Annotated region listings

---------------

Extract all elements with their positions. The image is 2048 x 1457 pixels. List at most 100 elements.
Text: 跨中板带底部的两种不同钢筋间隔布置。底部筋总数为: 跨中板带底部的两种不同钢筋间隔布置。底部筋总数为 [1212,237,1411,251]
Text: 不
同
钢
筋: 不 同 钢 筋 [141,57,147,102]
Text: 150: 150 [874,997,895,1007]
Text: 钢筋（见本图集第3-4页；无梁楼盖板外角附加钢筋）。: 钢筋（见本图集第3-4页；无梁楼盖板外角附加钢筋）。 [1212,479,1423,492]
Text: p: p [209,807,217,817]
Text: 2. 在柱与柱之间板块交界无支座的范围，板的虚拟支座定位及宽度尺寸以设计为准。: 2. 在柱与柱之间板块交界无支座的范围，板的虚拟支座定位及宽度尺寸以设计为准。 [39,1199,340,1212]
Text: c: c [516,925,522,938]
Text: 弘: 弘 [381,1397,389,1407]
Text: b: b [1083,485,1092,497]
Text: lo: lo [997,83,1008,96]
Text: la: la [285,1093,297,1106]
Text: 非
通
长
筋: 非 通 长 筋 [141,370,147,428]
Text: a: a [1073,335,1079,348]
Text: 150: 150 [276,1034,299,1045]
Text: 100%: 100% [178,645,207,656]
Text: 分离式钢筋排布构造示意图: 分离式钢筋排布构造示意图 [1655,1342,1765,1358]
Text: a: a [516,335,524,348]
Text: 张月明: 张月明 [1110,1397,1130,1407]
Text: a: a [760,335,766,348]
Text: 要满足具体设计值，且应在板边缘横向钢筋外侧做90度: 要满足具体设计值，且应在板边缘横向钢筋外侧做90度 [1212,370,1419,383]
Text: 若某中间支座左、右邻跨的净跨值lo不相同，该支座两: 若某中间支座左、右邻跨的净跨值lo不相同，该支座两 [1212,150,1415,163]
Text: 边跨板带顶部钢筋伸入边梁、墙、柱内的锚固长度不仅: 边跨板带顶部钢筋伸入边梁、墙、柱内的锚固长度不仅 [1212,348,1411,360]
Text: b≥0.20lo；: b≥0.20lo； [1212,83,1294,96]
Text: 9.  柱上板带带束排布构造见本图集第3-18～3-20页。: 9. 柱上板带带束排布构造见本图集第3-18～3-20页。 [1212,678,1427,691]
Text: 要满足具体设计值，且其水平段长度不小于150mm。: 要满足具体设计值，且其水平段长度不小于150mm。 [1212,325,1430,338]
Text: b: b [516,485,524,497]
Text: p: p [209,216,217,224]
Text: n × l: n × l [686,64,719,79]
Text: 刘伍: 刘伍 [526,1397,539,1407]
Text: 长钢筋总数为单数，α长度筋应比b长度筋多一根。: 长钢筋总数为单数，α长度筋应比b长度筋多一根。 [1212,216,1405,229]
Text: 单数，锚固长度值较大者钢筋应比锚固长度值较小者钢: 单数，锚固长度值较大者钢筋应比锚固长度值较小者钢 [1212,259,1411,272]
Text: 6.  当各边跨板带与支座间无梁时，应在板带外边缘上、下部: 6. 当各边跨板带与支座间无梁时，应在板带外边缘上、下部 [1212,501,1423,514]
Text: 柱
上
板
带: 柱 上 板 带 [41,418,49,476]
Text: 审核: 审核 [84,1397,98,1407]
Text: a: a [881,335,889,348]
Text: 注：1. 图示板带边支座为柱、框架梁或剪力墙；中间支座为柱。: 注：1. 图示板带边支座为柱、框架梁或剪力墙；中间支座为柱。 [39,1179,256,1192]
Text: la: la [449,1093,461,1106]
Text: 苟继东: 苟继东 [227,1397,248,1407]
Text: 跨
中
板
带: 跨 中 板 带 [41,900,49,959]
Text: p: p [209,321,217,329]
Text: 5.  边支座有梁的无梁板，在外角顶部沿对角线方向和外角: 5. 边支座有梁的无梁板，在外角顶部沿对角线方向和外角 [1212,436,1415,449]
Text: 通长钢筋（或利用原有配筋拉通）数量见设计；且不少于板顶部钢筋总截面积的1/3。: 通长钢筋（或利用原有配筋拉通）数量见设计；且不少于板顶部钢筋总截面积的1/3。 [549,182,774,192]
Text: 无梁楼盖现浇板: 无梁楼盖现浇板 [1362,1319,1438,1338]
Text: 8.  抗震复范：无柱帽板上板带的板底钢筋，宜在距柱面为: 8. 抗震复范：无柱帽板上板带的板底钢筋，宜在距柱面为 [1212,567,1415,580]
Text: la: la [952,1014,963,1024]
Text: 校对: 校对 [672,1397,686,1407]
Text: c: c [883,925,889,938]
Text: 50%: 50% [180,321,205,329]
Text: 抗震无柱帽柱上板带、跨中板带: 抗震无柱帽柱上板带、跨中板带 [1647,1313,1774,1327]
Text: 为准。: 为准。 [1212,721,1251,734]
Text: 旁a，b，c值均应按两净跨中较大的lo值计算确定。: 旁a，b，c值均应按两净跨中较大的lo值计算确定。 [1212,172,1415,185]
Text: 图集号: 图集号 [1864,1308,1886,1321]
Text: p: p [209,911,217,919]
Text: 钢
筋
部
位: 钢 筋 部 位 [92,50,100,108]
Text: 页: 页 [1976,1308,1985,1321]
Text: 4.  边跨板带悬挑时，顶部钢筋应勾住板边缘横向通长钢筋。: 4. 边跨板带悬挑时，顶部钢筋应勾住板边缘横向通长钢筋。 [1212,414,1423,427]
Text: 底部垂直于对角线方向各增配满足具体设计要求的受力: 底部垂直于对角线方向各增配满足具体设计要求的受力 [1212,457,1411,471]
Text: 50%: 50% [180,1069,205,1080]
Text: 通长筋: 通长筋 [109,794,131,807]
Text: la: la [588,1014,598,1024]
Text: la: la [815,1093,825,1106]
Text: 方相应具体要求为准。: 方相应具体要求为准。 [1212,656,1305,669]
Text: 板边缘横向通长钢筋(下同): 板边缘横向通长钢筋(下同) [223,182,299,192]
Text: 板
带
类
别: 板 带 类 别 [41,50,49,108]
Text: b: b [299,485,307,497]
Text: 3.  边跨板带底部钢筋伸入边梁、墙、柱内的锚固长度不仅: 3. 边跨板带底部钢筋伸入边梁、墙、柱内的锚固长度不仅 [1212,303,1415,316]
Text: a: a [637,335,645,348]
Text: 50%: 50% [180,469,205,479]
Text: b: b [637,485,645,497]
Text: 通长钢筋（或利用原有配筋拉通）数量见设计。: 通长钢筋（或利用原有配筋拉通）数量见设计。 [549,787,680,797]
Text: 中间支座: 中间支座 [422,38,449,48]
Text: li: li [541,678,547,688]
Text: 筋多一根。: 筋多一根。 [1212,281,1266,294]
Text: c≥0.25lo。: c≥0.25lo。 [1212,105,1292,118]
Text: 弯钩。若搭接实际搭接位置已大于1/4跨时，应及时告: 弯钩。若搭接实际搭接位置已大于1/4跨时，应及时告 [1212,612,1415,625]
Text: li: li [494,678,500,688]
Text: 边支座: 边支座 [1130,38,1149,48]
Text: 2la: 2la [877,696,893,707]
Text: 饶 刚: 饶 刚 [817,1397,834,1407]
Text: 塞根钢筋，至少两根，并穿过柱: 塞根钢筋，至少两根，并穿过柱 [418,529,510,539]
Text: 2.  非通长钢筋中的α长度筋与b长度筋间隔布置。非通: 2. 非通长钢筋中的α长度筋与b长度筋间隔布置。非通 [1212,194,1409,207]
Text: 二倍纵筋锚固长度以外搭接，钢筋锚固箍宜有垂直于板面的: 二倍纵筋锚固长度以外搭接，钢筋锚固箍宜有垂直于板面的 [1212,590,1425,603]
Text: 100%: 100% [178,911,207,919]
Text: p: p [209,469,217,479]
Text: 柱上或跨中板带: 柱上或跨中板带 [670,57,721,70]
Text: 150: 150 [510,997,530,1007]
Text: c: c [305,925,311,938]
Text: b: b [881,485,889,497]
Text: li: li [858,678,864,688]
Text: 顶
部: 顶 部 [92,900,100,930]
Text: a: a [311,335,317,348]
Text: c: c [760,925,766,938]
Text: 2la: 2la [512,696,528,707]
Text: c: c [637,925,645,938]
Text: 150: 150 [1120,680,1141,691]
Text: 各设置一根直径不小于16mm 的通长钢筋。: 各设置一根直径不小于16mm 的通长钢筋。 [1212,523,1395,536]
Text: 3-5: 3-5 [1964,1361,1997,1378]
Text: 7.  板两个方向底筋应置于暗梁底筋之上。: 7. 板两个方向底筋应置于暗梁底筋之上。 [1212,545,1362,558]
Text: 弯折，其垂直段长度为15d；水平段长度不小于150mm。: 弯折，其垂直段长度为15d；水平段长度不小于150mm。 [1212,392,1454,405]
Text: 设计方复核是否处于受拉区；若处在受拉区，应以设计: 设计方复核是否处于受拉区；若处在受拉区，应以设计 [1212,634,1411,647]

---------------

WHAT TO DO. Output the stretch of the annotated region listings from the start through the line containing "9. 柱上板带带束排布构造见本图集第3-18～3-20页。 [1212,678,1427,691]", both ends included, reproducing each line verbatim.

EXPECTED ANSWER.
Extract all elements with their positions. The image is 2048 x 1457 pixels. List at most 100 elements.
Text: 跨中板带底部的两种不同钢筋间隔布置。底部筋总数为: 跨中板带底部的两种不同钢筋间隔布置。底部筋总数为 [1212,237,1411,251]
Text: 不
同
钢
筋: 不 同 钢 筋 [141,57,147,102]
Text: 150: 150 [874,997,895,1007]
Text: 钢筋（见本图集第3-4页；无梁楼盖板外角附加钢筋）。: 钢筋（见本图集第3-4页；无梁楼盖板外角附加钢筋）。 [1212,479,1423,492]
Text: p: p [209,807,217,817]
Text: 2. 在柱与柱之间板块交界无支座的范围，板的虚拟支座定位及宽度尺寸以设计为准。: 2. 在柱与柱之间板块交界无支座的范围，板的虚拟支座定位及宽度尺寸以设计为准。 [39,1199,340,1212]
Text: c: c [516,925,522,938]
Text: 弘: 弘 [381,1397,389,1407]
Text: b: b [1083,485,1092,497]
Text: lo: lo [997,83,1008,96]
Text: la: la [285,1093,297,1106]
Text: 非
通
长
筋: 非 通 长 筋 [141,370,147,428]
Text: a: a [1073,335,1079,348]
Text: 150: 150 [276,1034,299,1045]
Text: 100%: 100% [178,645,207,656]
Text: 分离式钢筋排布构造示意图: 分离式钢筋排布构造示意图 [1655,1342,1765,1358]
Text: a: a [516,335,524,348]
Text: 张月明: 张月明 [1110,1397,1130,1407]
Text: a: a [760,335,766,348]
Text: 要满足具体设计值，且应在板边缘横向钢筋外侧做90度: 要满足具体设计值，且应在板边缘横向钢筋外侧做90度 [1212,370,1419,383]
Text: 若某中间支座左、右邻跨的净跨值lo不相同，该支座两: 若某中间支座左、右邻跨的净跨值lo不相同，该支座两 [1212,150,1415,163]
Text: 边跨板带顶部钢筋伸入边梁、墙、柱内的锚固长度不仅: 边跨板带顶部钢筋伸入边梁、墙、柱内的锚固长度不仅 [1212,348,1411,360]
Text: b≥0.20lo；: b≥0.20lo； [1212,83,1294,96]
Text: 9.  柱上板带带束排布构造见本图集第3-18～3-20页。: 9. 柱上板带带束排布构造见本图集第3-18～3-20页。 [1212,678,1427,691]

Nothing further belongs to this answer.